Pictures within the data are to be left out; everything else must be reproduced exactly.

+++++

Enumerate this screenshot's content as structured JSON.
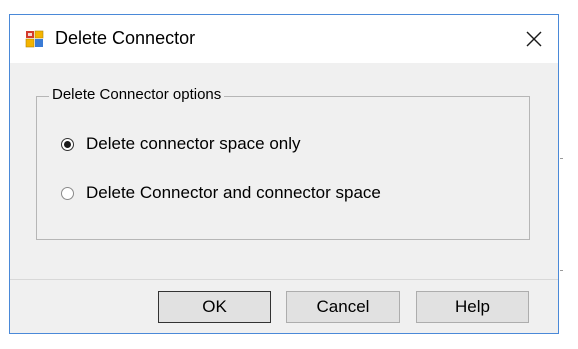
{
  "window": {
    "title": "Delete Connector",
    "app_icon": "app-icon",
    "close_icon": "close-icon"
  },
  "group": {
    "legend": "Delete Connector options",
    "options": [
      {
        "label": "Delete connector space only",
        "checked": true
      },
      {
        "label": "Delete Connector and connector space",
        "checked": false
      }
    ]
  },
  "buttons": {
    "ok": "OK",
    "cancel": "Cancel",
    "help": "Help"
  },
  "colors": {
    "window_border": "#4a89d8",
    "dialog_background": "#f0f0f0",
    "button_face": "#e1e1e1"
  }
}
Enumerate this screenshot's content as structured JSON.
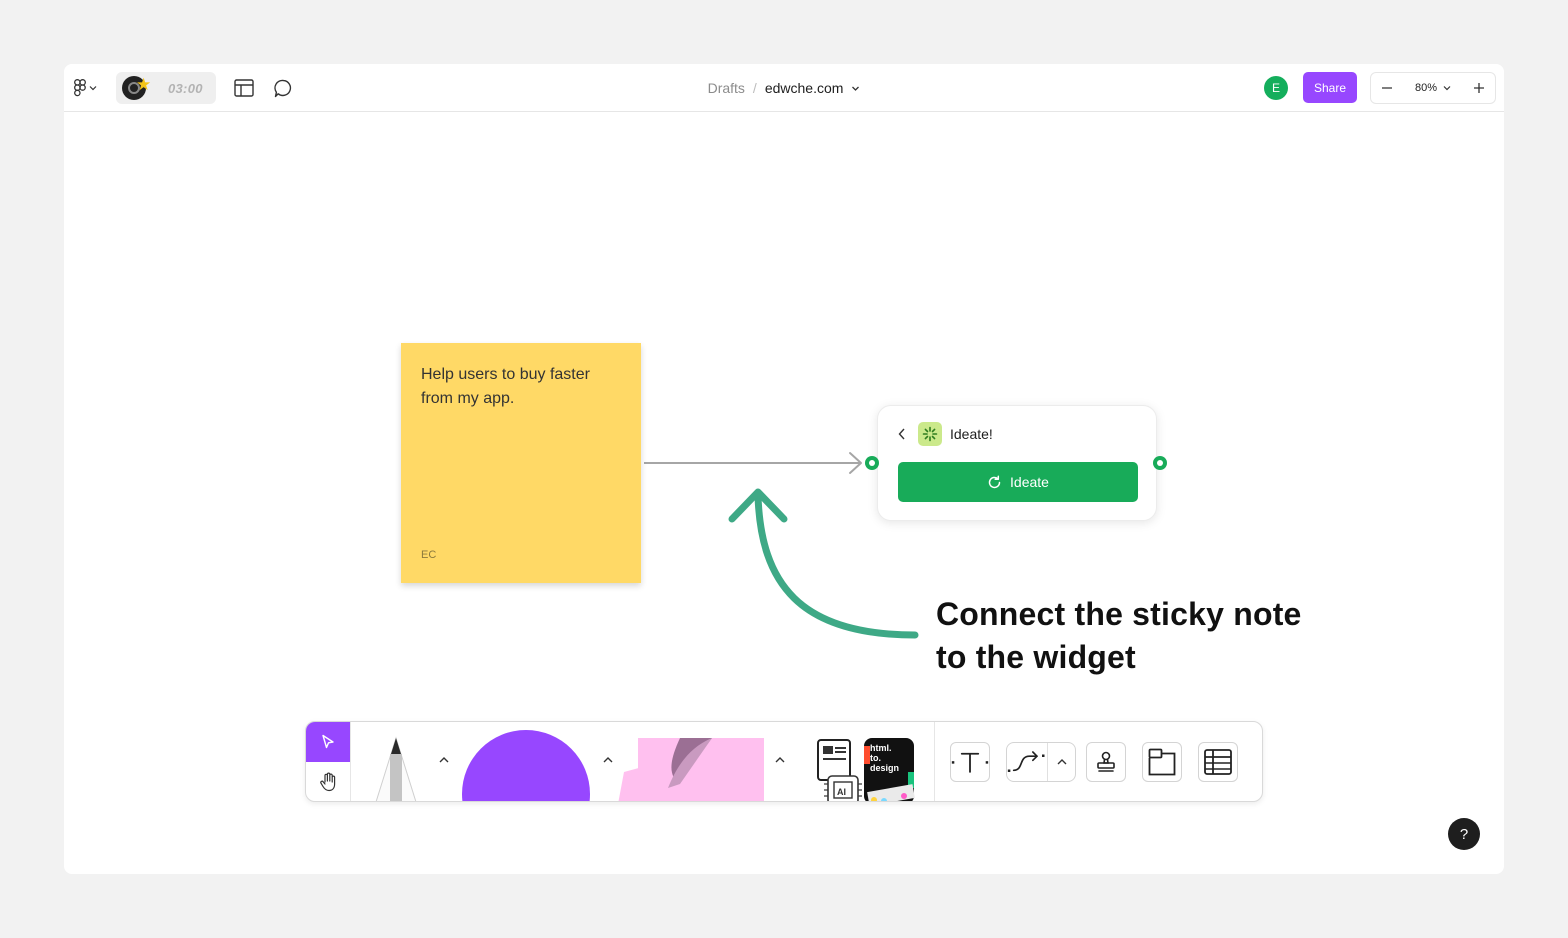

+++++

-- ANSWER TO THIS EXERCISE --
Enumerate this screenshot's content as structured JSON.
{
  "window": {
    "title": "Delete Connector",
    "app_icon": "app-icon",
    "close_icon": "close-icon"
  },
  "group": {
    "legend": "Delete Connector options",
    "options": [
      {
        "label": "Delete connector space only",
        "checked": true
      },
      {
        "label": "Delete Connector and connector space",
        "checked": false
      }
    ]
  },
  "buttons": {
    "ok": "OK",
    "cancel": "Cancel",
    "help": "Help"
  },
  "colors": {
    "window_border": "#4a89d8",
    "dialog_background": "#f0f0f0",
    "button_face": "#e1e1e1"
  }
}
Enumerate this screenshot's content as structured JSON.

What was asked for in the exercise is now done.